* begin Raw records *
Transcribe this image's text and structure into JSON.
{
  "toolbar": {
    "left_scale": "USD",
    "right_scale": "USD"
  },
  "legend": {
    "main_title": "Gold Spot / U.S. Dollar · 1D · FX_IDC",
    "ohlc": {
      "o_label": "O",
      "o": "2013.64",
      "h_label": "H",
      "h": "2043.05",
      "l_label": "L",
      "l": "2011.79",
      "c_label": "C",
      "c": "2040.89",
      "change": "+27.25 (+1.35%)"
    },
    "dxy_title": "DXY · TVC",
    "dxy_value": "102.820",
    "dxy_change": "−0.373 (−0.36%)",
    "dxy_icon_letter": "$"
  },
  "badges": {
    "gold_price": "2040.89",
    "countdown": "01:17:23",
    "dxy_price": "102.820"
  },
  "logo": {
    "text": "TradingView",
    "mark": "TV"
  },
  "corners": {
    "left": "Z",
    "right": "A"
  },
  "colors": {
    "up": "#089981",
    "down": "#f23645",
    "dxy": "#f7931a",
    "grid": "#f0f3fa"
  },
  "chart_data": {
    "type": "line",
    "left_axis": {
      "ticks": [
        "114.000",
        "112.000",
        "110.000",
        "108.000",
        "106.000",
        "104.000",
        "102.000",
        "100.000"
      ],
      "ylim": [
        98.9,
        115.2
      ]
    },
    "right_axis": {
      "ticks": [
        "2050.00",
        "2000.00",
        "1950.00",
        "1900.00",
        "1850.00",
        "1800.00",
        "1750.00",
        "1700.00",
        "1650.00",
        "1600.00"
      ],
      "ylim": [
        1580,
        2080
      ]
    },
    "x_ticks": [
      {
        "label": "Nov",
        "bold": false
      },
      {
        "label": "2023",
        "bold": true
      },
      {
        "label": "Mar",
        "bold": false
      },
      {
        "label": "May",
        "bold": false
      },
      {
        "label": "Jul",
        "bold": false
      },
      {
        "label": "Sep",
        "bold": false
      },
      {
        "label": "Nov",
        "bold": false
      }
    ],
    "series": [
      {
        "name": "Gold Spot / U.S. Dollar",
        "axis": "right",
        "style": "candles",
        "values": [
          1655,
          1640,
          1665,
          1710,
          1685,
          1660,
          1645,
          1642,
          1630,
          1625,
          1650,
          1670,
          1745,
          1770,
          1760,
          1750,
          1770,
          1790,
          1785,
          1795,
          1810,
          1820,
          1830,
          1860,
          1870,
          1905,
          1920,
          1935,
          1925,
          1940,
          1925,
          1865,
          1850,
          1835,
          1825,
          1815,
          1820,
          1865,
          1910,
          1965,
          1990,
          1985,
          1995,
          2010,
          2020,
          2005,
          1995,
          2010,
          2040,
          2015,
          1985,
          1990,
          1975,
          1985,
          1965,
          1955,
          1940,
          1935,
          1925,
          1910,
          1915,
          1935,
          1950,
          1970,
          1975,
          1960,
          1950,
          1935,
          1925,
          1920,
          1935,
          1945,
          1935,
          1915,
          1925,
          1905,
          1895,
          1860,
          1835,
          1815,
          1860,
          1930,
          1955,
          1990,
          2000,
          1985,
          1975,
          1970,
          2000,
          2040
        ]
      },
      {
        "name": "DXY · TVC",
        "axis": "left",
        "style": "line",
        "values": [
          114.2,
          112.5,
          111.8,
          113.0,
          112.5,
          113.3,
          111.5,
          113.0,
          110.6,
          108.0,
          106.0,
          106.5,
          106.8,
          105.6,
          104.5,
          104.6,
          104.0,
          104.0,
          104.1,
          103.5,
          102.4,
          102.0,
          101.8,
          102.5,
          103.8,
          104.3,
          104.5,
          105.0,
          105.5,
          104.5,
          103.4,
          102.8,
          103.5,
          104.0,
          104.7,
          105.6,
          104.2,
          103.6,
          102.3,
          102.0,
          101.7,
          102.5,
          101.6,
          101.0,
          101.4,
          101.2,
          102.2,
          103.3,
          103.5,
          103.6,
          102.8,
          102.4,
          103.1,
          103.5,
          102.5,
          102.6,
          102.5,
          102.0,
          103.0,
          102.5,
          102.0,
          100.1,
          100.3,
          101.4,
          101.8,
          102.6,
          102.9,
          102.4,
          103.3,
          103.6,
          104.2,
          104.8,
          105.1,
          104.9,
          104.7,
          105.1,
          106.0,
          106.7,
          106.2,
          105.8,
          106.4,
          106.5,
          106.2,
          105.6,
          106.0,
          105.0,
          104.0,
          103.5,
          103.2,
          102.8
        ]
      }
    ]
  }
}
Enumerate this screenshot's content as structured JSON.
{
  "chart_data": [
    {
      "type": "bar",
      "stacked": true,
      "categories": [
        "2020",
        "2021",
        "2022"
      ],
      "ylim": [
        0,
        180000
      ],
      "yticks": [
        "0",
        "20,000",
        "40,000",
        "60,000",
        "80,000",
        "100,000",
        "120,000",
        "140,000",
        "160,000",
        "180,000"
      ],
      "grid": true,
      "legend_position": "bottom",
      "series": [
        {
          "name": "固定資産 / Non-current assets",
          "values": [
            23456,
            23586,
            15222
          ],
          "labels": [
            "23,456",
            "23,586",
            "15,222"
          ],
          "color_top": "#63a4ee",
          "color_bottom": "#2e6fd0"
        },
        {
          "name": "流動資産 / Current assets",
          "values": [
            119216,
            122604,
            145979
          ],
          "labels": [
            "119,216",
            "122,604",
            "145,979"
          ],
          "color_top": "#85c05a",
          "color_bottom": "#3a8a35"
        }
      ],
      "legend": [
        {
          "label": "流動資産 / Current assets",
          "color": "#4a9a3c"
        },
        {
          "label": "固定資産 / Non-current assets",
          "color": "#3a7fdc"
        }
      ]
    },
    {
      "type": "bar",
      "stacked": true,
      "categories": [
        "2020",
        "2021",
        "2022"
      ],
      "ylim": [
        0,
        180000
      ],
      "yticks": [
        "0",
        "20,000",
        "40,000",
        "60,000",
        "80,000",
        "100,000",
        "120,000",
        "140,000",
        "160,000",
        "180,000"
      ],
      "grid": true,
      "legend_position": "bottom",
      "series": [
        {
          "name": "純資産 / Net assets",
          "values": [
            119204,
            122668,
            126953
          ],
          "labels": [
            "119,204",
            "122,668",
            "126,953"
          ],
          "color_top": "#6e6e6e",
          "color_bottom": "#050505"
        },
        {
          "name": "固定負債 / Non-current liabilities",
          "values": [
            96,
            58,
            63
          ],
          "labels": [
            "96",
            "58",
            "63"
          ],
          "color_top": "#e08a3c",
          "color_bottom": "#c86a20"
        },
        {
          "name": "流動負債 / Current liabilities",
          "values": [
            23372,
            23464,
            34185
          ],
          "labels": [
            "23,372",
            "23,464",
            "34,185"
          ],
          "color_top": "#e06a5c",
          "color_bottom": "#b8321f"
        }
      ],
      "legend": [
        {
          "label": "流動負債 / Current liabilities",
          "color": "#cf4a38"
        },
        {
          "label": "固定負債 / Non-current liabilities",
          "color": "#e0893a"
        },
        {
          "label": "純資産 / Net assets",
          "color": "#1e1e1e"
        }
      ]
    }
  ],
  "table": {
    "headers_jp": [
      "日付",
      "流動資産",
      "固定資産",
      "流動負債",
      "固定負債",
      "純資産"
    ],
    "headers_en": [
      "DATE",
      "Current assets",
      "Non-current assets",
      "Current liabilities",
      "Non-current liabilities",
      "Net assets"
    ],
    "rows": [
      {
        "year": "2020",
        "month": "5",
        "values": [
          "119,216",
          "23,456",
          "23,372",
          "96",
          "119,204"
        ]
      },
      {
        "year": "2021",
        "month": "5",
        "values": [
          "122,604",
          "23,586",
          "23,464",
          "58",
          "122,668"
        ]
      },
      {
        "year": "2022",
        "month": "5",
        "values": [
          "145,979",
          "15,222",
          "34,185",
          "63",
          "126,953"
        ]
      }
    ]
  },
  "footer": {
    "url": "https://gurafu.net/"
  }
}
* end Raw records *
**Given task**
Locate all lines in the listing above with the word "this". Copy them.

**Answer to the task**
Transcribe this image's text and structure into JSON.
Enumerate this screenshot's content as structured JSON.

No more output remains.